- **Stated problem 1**: In the OAuth token refresh plan, reproduce the passage from "Why lazy / why" to "an agreed design.", swapping "reviewer" for "maintainer".

---------------

Back to Onyx

External-App OAuth Token Refresh — Implementation Plan

docs/craft/features/external-apps/oauth-token-refresh.md

4.1.014.8 KB
Original Source

External-App OAuth Token Refresh — Implementation Plan

Scope. This plan implements lazy, just-in-time refresh of a connected external app's OAuth access token at the egress credential-injection seam. It builds on action policies (which decides whether a request is forwarded) and the egress proxy's credential injection — this plan only ensures the token injected on an approved forward is live.

Why lazy / why this shape. The approach trade-offs (lazy vs. background vs. on-401, and the three ways to single-flight a lazy refresh) are argued in plans/external-app-lazy-token-refresh-design.md. This doc is the implementation contract for the chosen path — Approach 2: offloaded refresh via asyncio.to_thread, single-flighted by a system-wide Redis lock — and exists so a reviewer can map the PR diff to an agreed design.

Summary

OAuth access tokens for connected apps are captured once at connect time and never refreshed. Google Calendar tokens expire ~1 hour later, after which the egress proxy injects a dead Bearer token, the upstream 401s, and the agent's request fails until the user manually reconnects. The refresh_token is already stored — it is simply never used.

---------------

- **Stated problem 2**: In the rows below, convert the lines from the line with "close-icon[interactable] [625,751,640,766]" to the line with "dancer-icon [22,612,54,644]" into a numbered list, omitting blank lines.

- **Data records**:
---------------

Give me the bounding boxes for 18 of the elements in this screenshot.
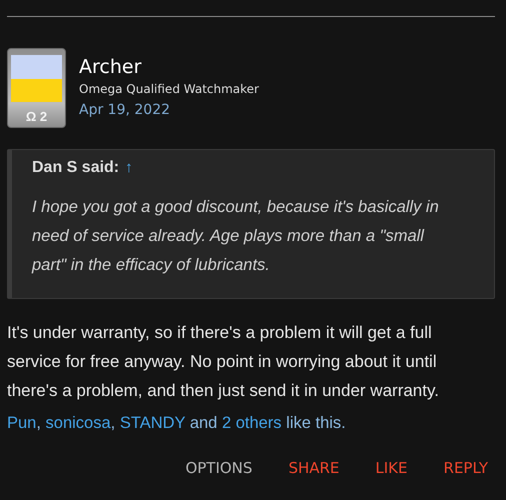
- user-title: Omega Qualified Watchmaker: [79, 81, 259, 98]
- action-link[interactable]: REPLY: [408, 455, 488, 481]
- action-link[interactable]: LIKE: [339, 455, 408, 481]
- quote-text: I hope you got a good discount, because it's basically in need of service already. Age plays more than a "small part" in the efficacy of lubricants.: [32, 197, 440, 276]
- post-date[interactable]: Apr 19, 2022: [79, 99, 170, 121]
- user-link[interactable]: 2 others: [222, 414, 282, 432]
- jump-link[interactable]: ↑: [125, 159, 133, 176]
- post-text: It's under warranty, so if there's a problem it will get a full service for free anyway. No point in worrying about it until there's a problem, and then just send it in under warranty.: [7, 322, 440, 402]
- action-link[interactable]: OPTIONS: [149, 455, 252, 481]
- user-link[interactable]: Pun: [7, 414, 36, 432]
- likes-text: Pun, sonicosa, STANDY and 2 others like this.: [7, 413, 347, 434]
- rank-label: Ω 2: [26, 109, 48, 124]
- user-link[interactable]: STANDY: [120, 414, 186, 432]
- flag-icon: [11, 55, 62, 102]
- author-name[interactable]: Archer: [79, 55, 142, 79]
- quote-attribution: Dan S said:: [32, 159, 120, 177]
- user-link[interactable]: sonicosa: [46, 414, 111, 432]
- action-link[interactable]: SHARE: [252, 455, 340, 481]
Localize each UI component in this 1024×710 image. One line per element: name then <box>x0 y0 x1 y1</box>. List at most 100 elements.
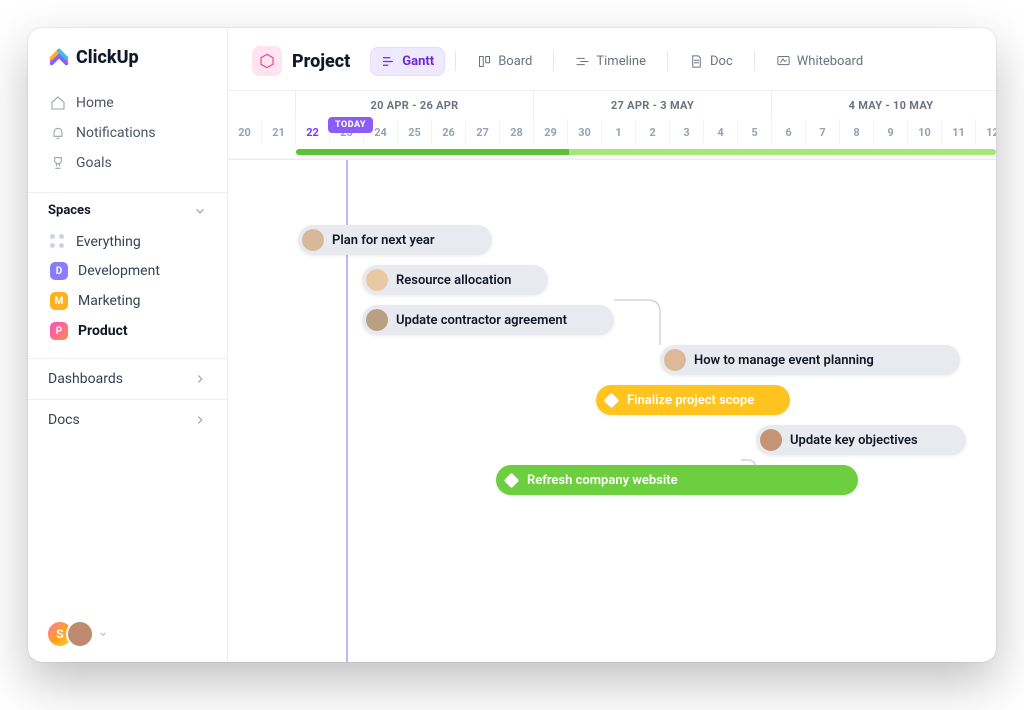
page-title: Project <box>292 51 350 72</box>
task-update-objectives[interactable]: Update key objectives <box>756 425 966 455</box>
day-cell: 7 <box>806 119 840 145</box>
space-badge: P <box>50 322 68 340</box>
day-cell: 1 <box>602 119 636 145</box>
whiteboard-icon <box>776 54 791 69</box>
task-manage-event-planning[interactable]: How to manage event planning <box>660 345 960 375</box>
trophy-icon <box>50 155 66 171</box>
nav-label: Home <box>76 95 114 111</box>
task-finalize-scope[interactable]: Finalize project scope <box>596 385 790 415</box>
view-tab-gantt[interactable]: Gantt <box>370 47 445 76</box>
space-label: Development <box>78 263 160 279</box>
view-tab-doc[interactable]: Doc <box>678 47 744 76</box>
space-badge: D <box>50 262 68 280</box>
app-window: ClickUp Home Notifications Goals Spaces <box>28 28 996 662</box>
range-pad <box>228 91 296 119</box>
task-row: Refresh company website <box>228 460 996 500</box>
view-tab-label: Doc <box>710 54 733 69</box>
task-update-contractor-agreement[interactable]: Update contractor agreement <box>362 305 614 335</box>
task-plan-for-next-year[interactable]: Plan for next year <box>298 225 492 255</box>
task-row: How to manage event planning <box>228 340 996 380</box>
logo-text: ClickUp <box>76 47 139 68</box>
timeline-icon <box>575 54 590 69</box>
chevron-down-icon <box>193 204 207 218</box>
board-icon <box>477 54 492 69</box>
range-cell: 4 MAY - 10 MAY <box>772 91 996 119</box>
task-row: Plan for next year <box>228 220 996 260</box>
nav-label: Goals <box>76 155 112 171</box>
task-refresh-website[interactable]: Refresh company website <box>496 465 858 495</box>
task-row: Update key objectives <box>228 420 996 460</box>
space-item-development[interactable]: D Development <box>46 256 209 286</box>
task-label: Finalize project scope <box>627 393 754 408</box>
day-cell: 3 <box>670 119 704 145</box>
task-row: Update contractor agreement <box>228 300 996 340</box>
day-cell: 8 <box>840 119 874 145</box>
timeline-ranges: 20 APR - 26 APR 27 APR - 3 MAY 4 MAY - 1… <box>228 91 996 119</box>
day-cell: 6 <box>772 119 806 145</box>
space-badge: M <box>50 292 68 310</box>
bell-icon <box>50 125 66 141</box>
range-cell: 27 APR - 3 MAY <box>534 91 772 119</box>
task-label: Refresh company website <box>527 473 678 488</box>
doc-icon <box>689 54 704 69</box>
day-cell: 25 <box>398 119 432 145</box>
avatar <box>664 349 686 371</box>
space-label: Marketing <box>78 293 141 309</box>
space-item-marketing[interactable]: M Marketing <box>46 286 209 316</box>
main: Project Gantt Board Timeline <box>228 28 996 662</box>
chevron-right-icon <box>193 372 207 386</box>
spaces-header[interactable]: Spaces <box>28 192 227 224</box>
timeline-header: 20 APR - 26 APR 27 APR - 3 MAY 4 MAY - 1… <box>228 90 996 160</box>
day-cell: 21 <box>262 119 296 145</box>
view-tab-label: Gantt <box>402 54 434 69</box>
day-cell: 4 <box>704 119 738 145</box>
avatar <box>302 229 324 251</box>
nav-label: Notifications <box>76 125 156 141</box>
day-cell: 9 <box>874 119 908 145</box>
milestone-icon <box>604 392 620 408</box>
avatar <box>760 429 782 451</box>
task-row: Resource allocation <box>228 260 996 300</box>
progress-strip: TODAY <box>228 145 996 159</box>
gantt-icon <box>381 54 396 69</box>
separator <box>754 51 755 71</box>
avatar <box>66 620 94 648</box>
day-cell: 28 <box>500 119 534 145</box>
title-chip[interactable]: Project <box>248 42 360 80</box>
task-label: Update key objectives <box>790 433 918 448</box>
view-tab-label: Timeline <box>596 54 646 69</box>
sidebar: ClickUp Home Notifications Goals Spaces <box>28 28 228 662</box>
topbar: Project Gantt Board Timeline <box>228 28 996 90</box>
day-cell: 10 <box>908 119 942 145</box>
day-cell: 30 <box>568 119 602 145</box>
milestone-icon <box>504 472 520 488</box>
sidebar-docs[interactable]: Docs <box>28 399 227 440</box>
project-icon <box>252 46 282 76</box>
sidebar-dashboards[interactable]: Dashboards <box>28 358 227 399</box>
logo-icon <box>48 46 70 68</box>
today-pill: TODAY <box>328 117 373 133</box>
gantt-area[interactable]: Plan for next year Resource allocation U… <box>228 160 996 662</box>
spaces-header-label: Spaces <box>48 203 91 218</box>
view-tab-timeline[interactable]: Timeline <box>564 47 657 76</box>
day-cell: 12 <box>976 119 996 145</box>
spaces-list: Everything D Development M Marketing P P… <box>28 224 227 358</box>
nav-home[interactable]: Home <box>46 88 209 118</box>
space-label: Product <box>78 323 128 339</box>
day-cell: 22 <box>296 119 330 145</box>
presence[interactable]: S <box>46 620 108 648</box>
avatar <box>366 309 388 331</box>
nav-notifications[interactable]: Notifications <box>46 118 209 148</box>
range-cell: 20 APR - 26 APR <box>296 91 534 119</box>
task-resource-allocation[interactable]: Resource allocation <box>362 265 548 295</box>
task-label: Resource allocation <box>396 273 511 288</box>
view-tab-board[interactable]: Board <box>466 47 543 76</box>
space-item-product[interactable]: P Product <box>46 316 209 346</box>
day-cell: 29 <box>534 119 568 145</box>
space-item-everything[interactable]: Everything <box>46 228 209 256</box>
day-cell: 20 <box>228 119 262 145</box>
caret-down-icon <box>98 629 108 639</box>
sidebar-row-label: Docs <box>48 412 80 428</box>
nav-goals[interactable]: Goals <box>46 148 209 178</box>
view-tab-whiteboard[interactable]: Whiteboard <box>765 47 874 76</box>
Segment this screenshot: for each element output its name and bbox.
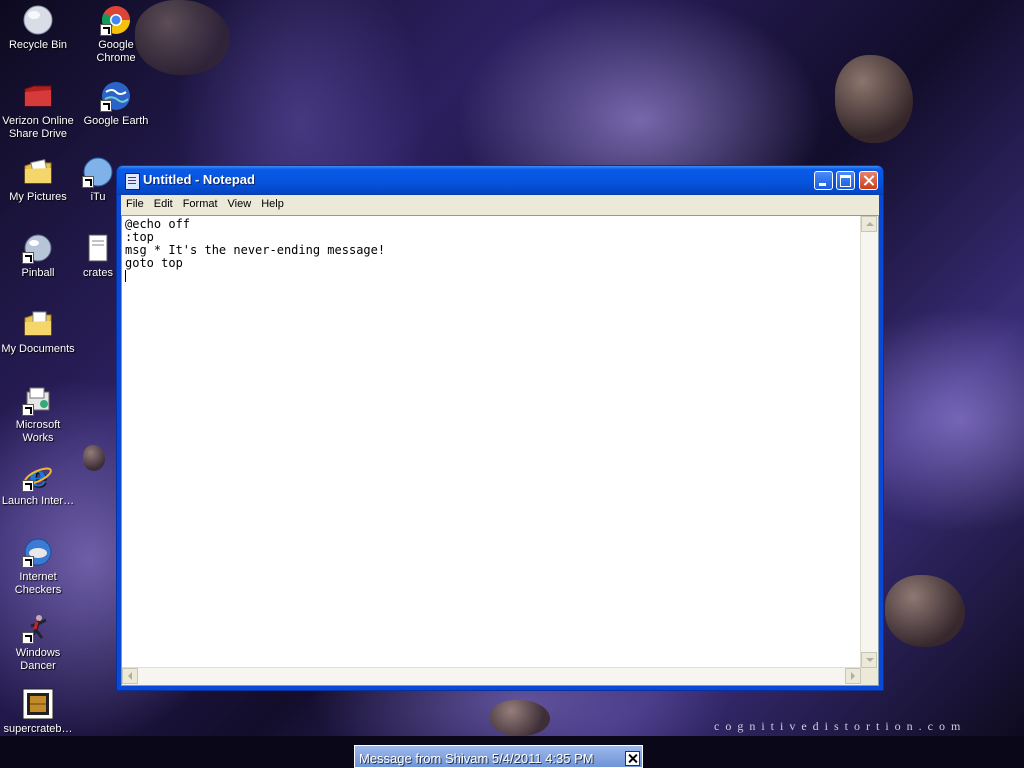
close-icon[interactable] [625,751,640,766]
menu-bar: File Edit Format View Help [121,195,879,214]
desktop-icon-windows-dancer[interactable]: Windows Dancer [0,612,76,673]
window-titlebar[interactable]: Untitled - Notepad [117,166,883,195]
shortcut-arrow-icon [22,480,34,492]
background-rock [490,700,550,736]
text-line: goto top [125,256,183,270]
desktop-icon-label: My Pictures [9,191,67,203]
text-line-current [125,270,385,283]
shortcut-arrow-icon [100,100,112,112]
pinball-icon [22,232,54,264]
notepad-window[interactable]: Untitled - Notepad File Edit Format View Hel… [116,165,884,691]
folder-red-icon [22,80,54,112]
dancer-icon [22,612,54,644]
desktop-icon-label: Verizon Online Share Drive [2,115,74,140]
background-rock [885,575,965,647]
desktop-icon-crates[interactable]: crates [78,232,118,280]
menu-help[interactable]: Help [256,195,289,210]
shortcut-arrow-icon [82,176,94,188]
shortcut-arrow-icon [22,252,34,264]
editor-text[interactable]: @echo off:top msg * It's the never-ending… [125,218,385,283]
shortcut-arrow-icon [22,556,34,568]
desktop-icon-google-earth[interactable]: Google Earth [78,80,154,128]
scroll-down-button[interactable] [861,652,877,668]
window-client: File Edit Format View Help @echo off:top msg … [121,195,879,686]
desktop-icon-label: Microsoft Works [15,419,61,444]
window-title: Untitled - Notepad [143,172,255,187]
desktop-icon-label: Internet Checkers [14,571,62,596]
text-editor[interactable]: @echo off:top msg * It's the never-ending… [121,215,879,686]
desktop-icon-internet-checkers[interactable]: Internet Checkers [0,536,76,597]
notepad-icon[interactable] [125,173,140,190]
desktop-icon-microsoft-works[interactable]: Microsoft Works [0,384,76,445]
shortcut-arrow-icon [22,404,34,416]
document-icon [82,232,114,264]
text-caret [125,270,126,282]
desktop-icon-label: My Documents [1,343,75,355]
background-rock [83,445,105,471]
menu-view[interactable]: View [223,195,257,210]
works-icon [22,384,54,416]
desktop-icon-my-pictures[interactable]: My Pictures [0,156,76,204]
background-rock [835,55,913,143]
vertical-scrollbar[interactable] [860,216,878,668]
desktop-icon-label: crates [83,267,113,279]
message-popup-title: Message from Shivam 5/4/2011 4:35 PM [359,751,594,766]
desktop-icon-pinball[interactable]: Pinball [0,232,76,280]
horizontal-scrollbar[interactable] [122,667,861,685]
desktop-icon-label: Recycle Bin [8,39,68,51]
internet-explorer-icon: e [22,460,54,493]
menu-file[interactable]: File [121,195,149,210]
chrome-icon [100,4,132,36]
desktop-icon-launch-internet-explorer[interactable]: e Launch Inter… [0,460,76,508]
desktop-icon-label: Windows Dancer [15,647,61,672]
globe-icon [100,80,132,112]
recycle-bin-icon [22,4,54,36]
desktop-icon-label: Google Earth [83,115,149,127]
scroll-up-button[interactable] [861,216,877,232]
scroll-left-button[interactable] [122,668,138,684]
desktop-icon-google-chrome[interactable]: Google Chrome [78,4,154,65]
desktop-icon-label: Launch Inter… [1,495,75,507]
crate-game-icon [22,688,54,720]
maximize-button[interactable] [836,171,855,190]
desktop-icon-label: iTu [90,191,106,203]
folder-pictures-icon [22,156,54,188]
desktop-icon-supercrateb[interactable]: supercrateb… [0,688,76,736]
desktop-icon-verizon-share-drive[interactable]: Verizon Online Share Drive [0,80,76,141]
itunes-icon [82,156,114,188]
message-popup-titlebar[interactable]: Message from Shivam 5/4/2011 4:35 PM [354,745,643,768]
desktop-icon-itunes[interactable]: iTu [78,156,118,204]
checkers-icon [22,536,54,568]
wallpaper-watermark: cognitivedistortion.com [714,719,967,733]
close-button[interactable] [859,171,878,190]
shortcut-arrow-icon [100,24,112,36]
folder-documents-icon [22,308,54,340]
desktop-icon-my-documents[interactable]: My Documents [0,308,76,356]
size-grip[interactable] [861,668,878,685]
scroll-right-button[interactable] [845,668,861,684]
minimize-button[interactable] [814,171,833,190]
text-line: @echo off [125,217,191,231]
menu-edit[interactable]: Edit [149,195,178,210]
desktop-icon-label: Google Chrome [96,39,136,64]
desktop-icon-label: Pinball [21,267,55,279]
desktop-icon-label: supercrateb… [3,723,73,735]
shortcut-arrow-icon [22,632,34,644]
desktop-icon-recycle-bin[interactable]: Recycle Bin [0,4,76,52]
menu-format[interactable]: Format [178,195,223,210]
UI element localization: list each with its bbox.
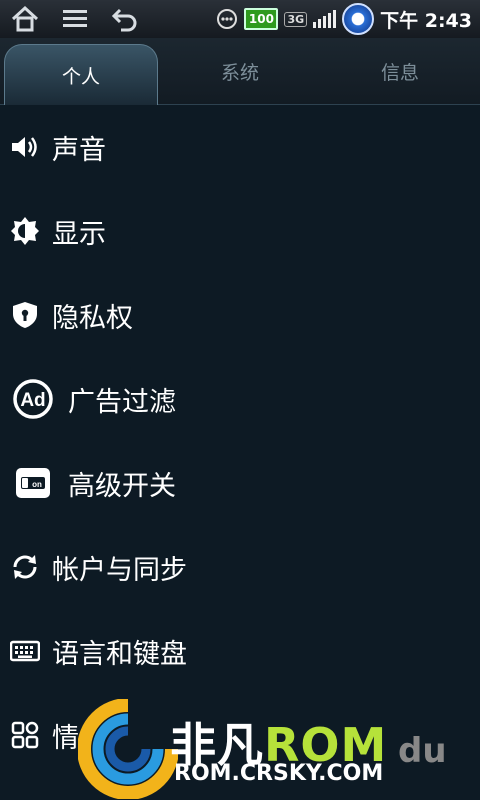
list-item-advanced-switch[interactable]: on 高级开关 <box>0 441 480 525</box>
svg-text:on: on <box>32 480 42 489</box>
more-icon <box>217 9 238 29</box>
sync-icon <box>10 552 40 582</box>
battery-indicator: 100 <box>244 8 279 30</box>
shield-lock-icon <box>10 300 40 330</box>
list-item-label: 高级开关 <box>68 470 176 502</box>
status-time: 下午 2:43 <box>380 9 472 32</box>
list-item-label: 帐户与同步 <box>52 554 187 586</box>
list-item-label: 隐私权 <box>52 302 133 334</box>
brightness-icon <box>10 216 40 246</box>
list-item-language-keyboard[interactable]: 语言和键盘 <box>0 609 480 693</box>
keyboard-icon <box>10 636 40 666</box>
power-plug-icon <box>342 3 375 35</box>
tab-system[interactable]: 系统 <box>160 38 320 104</box>
list-item-accounts-sync[interactable]: 帐户与同步 <box>0 525 480 609</box>
watermark-du: du <box>398 731 447 771</box>
svg-text:Ad: Ad <box>20 390 45 411</box>
ad-block-icon: Ad <box>12 378 54 420</box>
menu-icon <box>63 10 87 27</box>
settings-list: 声音 显示 隐私权 Ad 广告过滤 on 高级开关 帐户与同步 语言和键盘 情 <box>0 105 480 777</box>
apps-grid-icon <box>10 720 40 750</box>
list-item-privacy[interactable]: 隐私权 <box>0 273 480 357</box>
watermark: 非凡ROM ROM.CRSKY.COM du <box>70 695 480 800</box>
tab-info[interactable]: 信息 <box>320 38 480 104</box>
signal-icon <box>313 10 337 28</box>
list-item-sound[interactable]: 声音 <box>0 105 480 189</box>
list-item-label: 声音 <box>52 134 106 166</box>
watermark-url: ROM.CRSKY.COM <box>174 761 384 786</box>
tab-bar: 个人 系统 信息 <box>0 38 480 105</box>
menu-button[interactable] <box>50 0 100 38</box>
list-item-label: 显示 <box>52 218 106 250</box>
home-button[interactable] <box>0 0 50 38</box>
list-item-display[interactable]: 显示 <box>0 189 480 273</box>
toggle-on-icon: on <box>12 462 54 504</box>
list-item-label: 语言和键盘 <box>52 638 187 670</box>
home-icon <box>11 5 39 32</box>
watermark-logo-swirl <box>78 699 178 799</box>
back-icon <box>111 8 137 32</box>
speaker-icon <box>10 132 40 162</box>
back-button[interactable] <box>100 0 150 38</box>
tab-personal[interactable]: 个人 <box>4 44 158 105</box>
list-item-label: 广告过滤 <box>68 386 176 418</box>
status-bar: 100 3G 下午 2:43 <box>0 0 480 38</box>
list-item-ad-filter[interactable]: Ad 广告过滤 <box>0 357 480 441</box>
network-type: 3G <box>284 11 308 27</box>
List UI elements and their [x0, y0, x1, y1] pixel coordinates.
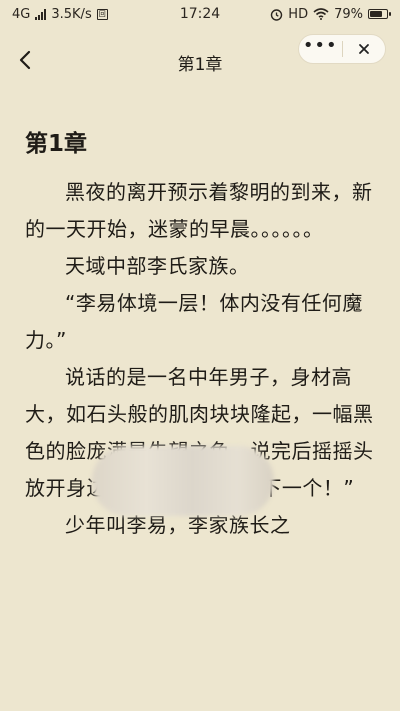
close-button[interactable] [343, 35, 386, 63]
close-icon [358, 44, 369, 54]
chapter-title: 第1章 [25, 131, 88, 157]
data-saver-icon: 回 [96, 8, 108, 20]
battery-icon [368, 9, 391, 19]
battery-percent: 79% [334, 6, 363, 22]
alarm-icon [271, 8, 283, 21]
network-speed: 3.5K/s [51, 6, 92, 22]
network-type: 4G [12, 6, 31, 22]
paragraph: 天域中部李氏家族。 [65, 254, 250, 278]
redaction-blur [92, 446, 274, 516]
paragraph: 黑夜的离开预示着黎明的到来，新的一天开始，迷蒙的早晨。。。。。。 [25, 180, 373, 241]
wifi-icon [313, 8, 329, 20]
status-left: 4G 3.5K/s 回 [12, 7, 108, 22]
mini-program-capsule: ••• [298, 34, 386, 64]
signal-icon [35, 8, 47, 20]
status-right: HD 79% [270, 6, 391, 22]
paragraph: “李易体境一层！体内没有任何魔力。” [25, 291, 363, 352]
clock: 17:24 [179, 6, 221, 22]
more-icon: ••• [302, 34, 338, 56]
nav-header: 第1章 ••• [0, 28, 400, 90]
status-bar: 4G 3.5K/s 回 17:24 HD 79% [0, 0, 400, 28]
hd-badge: HD [288, 6, 309, 22]
more-button[interactable]: ••• [299, 35, 342, 63]
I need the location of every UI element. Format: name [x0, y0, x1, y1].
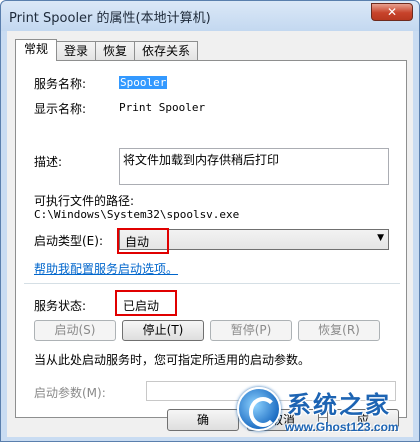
tab-general[interactable]: 常规	[15, 39, 58, 61]
start-params-label: 启动参数(M):	[34, 386, 106, 400]
chevron-down-icon: ▼	[377, 233, 384, 243]
service-name-label: 服务名称:	[34, 77, 87, 91]
exe-path-value: C:\Windows\System32\spoolsv.exe	[34, 208, 240, 221]
description-label: 描述:	[34, 155, 63, 169]
start-button[interactable]: 启动(S)	[34, 320, 116, 341]
status-label: 服务状态:	[34, 299, 87, 313]
service-name-value[interactable]: Spooler	[119, 76, 168, 89]
apply-button[interactable]: 应	[327, 409, 399, 431]
start-params-input[interactable]	[146, 381, 396, 401]
divider	[24, 283, 400, 284]
resume-button[interactable]: 恢复(R)	[298, 320, 380, 341]
stop-button[interactable]: 停止(T)	[122, 320, 204, 341]
exe-path-label: 可执行文件的路径:	[34, 194, 135, 208]
title-bar[interactable]: Print Spooler 的属性(本地计算机) ✕	[1, 1, 419, 31]
tab-strip: 常规 登录 恢复 依存关系	[15, 39, 199, 61]
highlight-box-status	[115, 290, 177, 316]
startup-type-label: 启动类型(E):	[34, 234, 103, 248]
pause-button[interactable]: 暂停(P)	[210, 320, 292, 341]
cancel-button[interactable]: 取消	[247, 409, 319, 431]
properties-window: Print Spooler 的属性(本地计算机) ✕ 常规 登录 恢复 依存关系…	[0, 0, 420, 442]
general-panel: 服务名称: Spooler 显示名称: Print Spooler 描述: 将文…	[15, 60, 407, 418]
dialog-client: 常规 登录 恢复 依存关系 服务名称: Spooler 显示名称: Print …	[7, 31, 413, 437]
highlight-box-startup	[117, 228, 169, 254]
close-button[interactable]: ✕	[371, 3, 413, 21]
window-title: Print Spooler 的属性(本地计算机)	[9, 11, 211, 26]
help-link[interactable]: 帮助我配置服务启动选项。	[34, 260, 178, 277]
tab-recovery[interactable]: 恢复	[95, 41, 136, 61]
display-name-label: 显示名称:	[34, 102, 87, 116]
tab-dependencies[interactable]: 依存关系	[134, 41, 199, 61]
display-name-value: Print Spooler	[119, 101, 206, 114]
tab-logon[interactable]: 登录	[56, 41, 97, 61]
close-icon: ✕	[386, 5, 398, 19]
description-field[interactable]: 将文件加载到内存供稍后打印	[119, 148, 389, 185]
service-name-selected: Spooler	[119, 76, 168, 89]
hint-text: 当从此处启动服务时，您可指定所适用的启动参数。	[34, 353, 311, 367]
ok-button[interactable]: 确	[167, 409, 239, 431]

---------------

- **Task answer 1**:
Why lazy / why this shape. The approach trade-offs (lazy vs. background vs. on-401, and the three ways to single-flight a lazy refresh) are argued in plans/external-app-lazy-token-refresh-design.md. This doc is the implementation contract for the chosen path — Approach 2: offloaded refresh via asyncio.to_thread, single-flighted by a system-wide Redis lock — and exists so a maintainer can map the PR diff to an agreed design.

- **Task answer 2**:
1. close-icon[interactable] [625,751,640,766]
2. menu-bar: File Edit Format View Help [121,195,879,214]
3. desktop-icon-windows-dancer[interactable]: Windows Dancer [0,612,76,673]
4. window-titlebar[interactable]: Untitled - Notepad [117,166,883,195]
5. shortcut-arrow-icon [22,480,34,492]
6. background-rock [490,700,550,736]
7. text-line: goto top [125,256,183,270]
8. desktop-icon-label: My Pictures [9,191,67,203]
9. text-line-current [125,270,385,283]
10. shortcut-arrow-icon [100,100,112,112]
11. pinball-icon [22,232,54,264]
12. notepad-window[interactable]: Untitled - Notepad File Edit Format View Hel… [116,165,884,691]
13. folder-red-icon [22,80,54,112]
14. dancer-icon [22,612,54,644]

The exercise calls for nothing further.